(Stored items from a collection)

══════

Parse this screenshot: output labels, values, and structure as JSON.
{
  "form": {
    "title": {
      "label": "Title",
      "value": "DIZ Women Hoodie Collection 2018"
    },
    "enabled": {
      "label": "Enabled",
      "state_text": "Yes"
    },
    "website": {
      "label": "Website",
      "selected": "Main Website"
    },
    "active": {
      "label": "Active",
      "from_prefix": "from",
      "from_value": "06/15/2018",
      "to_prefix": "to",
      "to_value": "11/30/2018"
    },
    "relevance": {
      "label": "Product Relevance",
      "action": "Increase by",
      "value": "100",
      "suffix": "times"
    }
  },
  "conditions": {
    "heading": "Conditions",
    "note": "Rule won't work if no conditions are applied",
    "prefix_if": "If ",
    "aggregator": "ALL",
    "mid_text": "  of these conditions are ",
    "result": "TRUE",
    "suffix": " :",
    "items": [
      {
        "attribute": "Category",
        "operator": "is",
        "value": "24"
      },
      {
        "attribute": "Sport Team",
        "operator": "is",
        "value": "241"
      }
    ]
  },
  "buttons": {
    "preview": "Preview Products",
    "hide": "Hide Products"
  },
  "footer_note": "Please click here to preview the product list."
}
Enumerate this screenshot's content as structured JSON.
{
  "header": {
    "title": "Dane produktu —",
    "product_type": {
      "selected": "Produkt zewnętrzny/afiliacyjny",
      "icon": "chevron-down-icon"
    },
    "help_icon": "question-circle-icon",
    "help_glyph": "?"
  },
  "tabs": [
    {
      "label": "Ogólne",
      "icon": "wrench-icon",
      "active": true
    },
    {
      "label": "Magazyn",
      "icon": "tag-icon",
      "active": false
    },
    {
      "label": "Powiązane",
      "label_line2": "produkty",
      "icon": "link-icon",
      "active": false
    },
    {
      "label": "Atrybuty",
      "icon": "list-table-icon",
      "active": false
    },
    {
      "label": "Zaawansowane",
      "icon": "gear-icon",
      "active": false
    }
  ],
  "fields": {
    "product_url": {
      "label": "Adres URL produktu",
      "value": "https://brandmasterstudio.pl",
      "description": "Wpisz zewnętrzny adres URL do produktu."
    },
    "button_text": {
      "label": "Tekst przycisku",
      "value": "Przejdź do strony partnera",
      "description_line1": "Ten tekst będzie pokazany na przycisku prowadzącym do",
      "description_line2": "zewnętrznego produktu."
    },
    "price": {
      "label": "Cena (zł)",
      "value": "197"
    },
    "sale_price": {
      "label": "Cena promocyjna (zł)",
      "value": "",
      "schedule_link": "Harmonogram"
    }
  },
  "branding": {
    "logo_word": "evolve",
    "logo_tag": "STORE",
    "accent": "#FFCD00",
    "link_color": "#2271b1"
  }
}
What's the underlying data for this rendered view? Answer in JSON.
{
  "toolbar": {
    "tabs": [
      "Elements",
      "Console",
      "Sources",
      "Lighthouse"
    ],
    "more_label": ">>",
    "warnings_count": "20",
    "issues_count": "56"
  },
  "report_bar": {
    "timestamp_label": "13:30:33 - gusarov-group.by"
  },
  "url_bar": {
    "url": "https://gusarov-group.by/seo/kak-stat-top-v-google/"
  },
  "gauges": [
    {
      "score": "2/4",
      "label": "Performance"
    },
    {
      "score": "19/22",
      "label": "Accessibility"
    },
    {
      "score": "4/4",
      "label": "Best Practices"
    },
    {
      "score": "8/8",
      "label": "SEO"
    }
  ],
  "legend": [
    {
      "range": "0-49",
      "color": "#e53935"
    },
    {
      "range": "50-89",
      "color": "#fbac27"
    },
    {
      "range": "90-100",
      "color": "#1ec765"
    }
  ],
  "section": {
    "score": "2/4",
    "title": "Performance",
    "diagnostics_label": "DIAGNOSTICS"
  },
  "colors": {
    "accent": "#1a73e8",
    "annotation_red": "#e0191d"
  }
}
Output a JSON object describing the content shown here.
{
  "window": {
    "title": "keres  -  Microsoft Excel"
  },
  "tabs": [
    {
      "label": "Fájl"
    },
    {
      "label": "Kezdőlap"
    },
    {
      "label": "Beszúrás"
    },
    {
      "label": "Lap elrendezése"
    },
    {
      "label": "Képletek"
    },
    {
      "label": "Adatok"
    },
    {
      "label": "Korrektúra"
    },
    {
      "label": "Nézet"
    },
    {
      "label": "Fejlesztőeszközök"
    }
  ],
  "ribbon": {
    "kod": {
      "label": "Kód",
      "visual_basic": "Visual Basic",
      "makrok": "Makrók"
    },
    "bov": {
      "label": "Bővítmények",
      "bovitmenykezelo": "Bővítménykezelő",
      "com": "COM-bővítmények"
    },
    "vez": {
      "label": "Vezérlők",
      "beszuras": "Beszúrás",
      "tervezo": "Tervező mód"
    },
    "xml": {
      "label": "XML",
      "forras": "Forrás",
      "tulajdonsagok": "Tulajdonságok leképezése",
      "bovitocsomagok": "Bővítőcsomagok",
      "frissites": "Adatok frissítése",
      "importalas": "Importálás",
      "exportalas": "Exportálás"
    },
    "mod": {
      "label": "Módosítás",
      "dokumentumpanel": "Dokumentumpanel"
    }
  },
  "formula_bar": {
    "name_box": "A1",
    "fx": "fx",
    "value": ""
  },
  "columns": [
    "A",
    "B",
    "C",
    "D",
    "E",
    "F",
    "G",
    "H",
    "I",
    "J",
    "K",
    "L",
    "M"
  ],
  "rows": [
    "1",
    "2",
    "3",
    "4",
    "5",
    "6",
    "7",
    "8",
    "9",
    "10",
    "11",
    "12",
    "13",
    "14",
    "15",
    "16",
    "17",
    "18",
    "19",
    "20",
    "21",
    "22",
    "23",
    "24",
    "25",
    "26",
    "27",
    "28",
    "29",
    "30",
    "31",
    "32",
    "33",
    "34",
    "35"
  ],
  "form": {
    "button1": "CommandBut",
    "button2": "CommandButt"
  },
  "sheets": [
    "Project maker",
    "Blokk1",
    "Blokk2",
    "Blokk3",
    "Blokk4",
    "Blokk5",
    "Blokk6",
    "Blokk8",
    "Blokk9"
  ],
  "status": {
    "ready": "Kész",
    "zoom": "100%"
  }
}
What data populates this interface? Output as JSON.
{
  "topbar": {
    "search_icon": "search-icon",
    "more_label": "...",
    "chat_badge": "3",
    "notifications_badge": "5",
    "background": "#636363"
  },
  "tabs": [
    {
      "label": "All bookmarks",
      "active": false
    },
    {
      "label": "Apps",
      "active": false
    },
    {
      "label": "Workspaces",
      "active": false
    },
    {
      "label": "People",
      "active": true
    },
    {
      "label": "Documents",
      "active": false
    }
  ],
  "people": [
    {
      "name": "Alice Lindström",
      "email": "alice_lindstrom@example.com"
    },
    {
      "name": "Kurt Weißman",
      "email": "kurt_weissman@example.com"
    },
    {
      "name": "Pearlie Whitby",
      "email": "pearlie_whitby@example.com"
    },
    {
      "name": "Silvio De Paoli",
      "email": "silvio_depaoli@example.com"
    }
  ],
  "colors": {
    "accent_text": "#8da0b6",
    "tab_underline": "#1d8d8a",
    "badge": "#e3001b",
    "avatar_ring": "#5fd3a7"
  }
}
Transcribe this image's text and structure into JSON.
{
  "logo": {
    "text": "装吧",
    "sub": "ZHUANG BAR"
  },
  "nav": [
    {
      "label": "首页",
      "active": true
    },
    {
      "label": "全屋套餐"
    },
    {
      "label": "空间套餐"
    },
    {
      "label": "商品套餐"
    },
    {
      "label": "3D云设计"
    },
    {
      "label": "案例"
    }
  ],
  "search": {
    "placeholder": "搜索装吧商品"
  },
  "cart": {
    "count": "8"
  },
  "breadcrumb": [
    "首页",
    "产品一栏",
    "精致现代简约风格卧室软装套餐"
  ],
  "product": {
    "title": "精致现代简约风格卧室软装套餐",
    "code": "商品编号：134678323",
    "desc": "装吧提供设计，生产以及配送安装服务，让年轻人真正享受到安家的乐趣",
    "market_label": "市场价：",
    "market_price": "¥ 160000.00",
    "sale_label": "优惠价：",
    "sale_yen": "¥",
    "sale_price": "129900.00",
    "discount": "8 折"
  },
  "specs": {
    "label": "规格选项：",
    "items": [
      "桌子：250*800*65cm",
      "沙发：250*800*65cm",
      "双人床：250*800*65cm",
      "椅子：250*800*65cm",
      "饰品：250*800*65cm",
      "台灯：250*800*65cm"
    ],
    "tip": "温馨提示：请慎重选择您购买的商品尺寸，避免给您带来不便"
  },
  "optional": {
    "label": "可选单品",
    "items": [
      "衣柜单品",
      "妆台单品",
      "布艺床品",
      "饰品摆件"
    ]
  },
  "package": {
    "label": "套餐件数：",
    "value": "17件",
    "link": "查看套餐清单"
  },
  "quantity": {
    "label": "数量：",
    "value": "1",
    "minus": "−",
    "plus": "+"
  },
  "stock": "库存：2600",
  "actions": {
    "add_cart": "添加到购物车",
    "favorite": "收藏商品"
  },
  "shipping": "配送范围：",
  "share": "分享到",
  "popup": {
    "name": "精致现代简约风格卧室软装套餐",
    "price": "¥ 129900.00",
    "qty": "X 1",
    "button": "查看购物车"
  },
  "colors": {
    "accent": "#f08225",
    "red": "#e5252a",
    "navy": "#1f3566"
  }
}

══════

_Task brief_.
Pick out each line in the material containing "data".

_Task result_.
What's the underlying data for this rendered view? Answer in JSON.
What data populates this interface? Output as JSON.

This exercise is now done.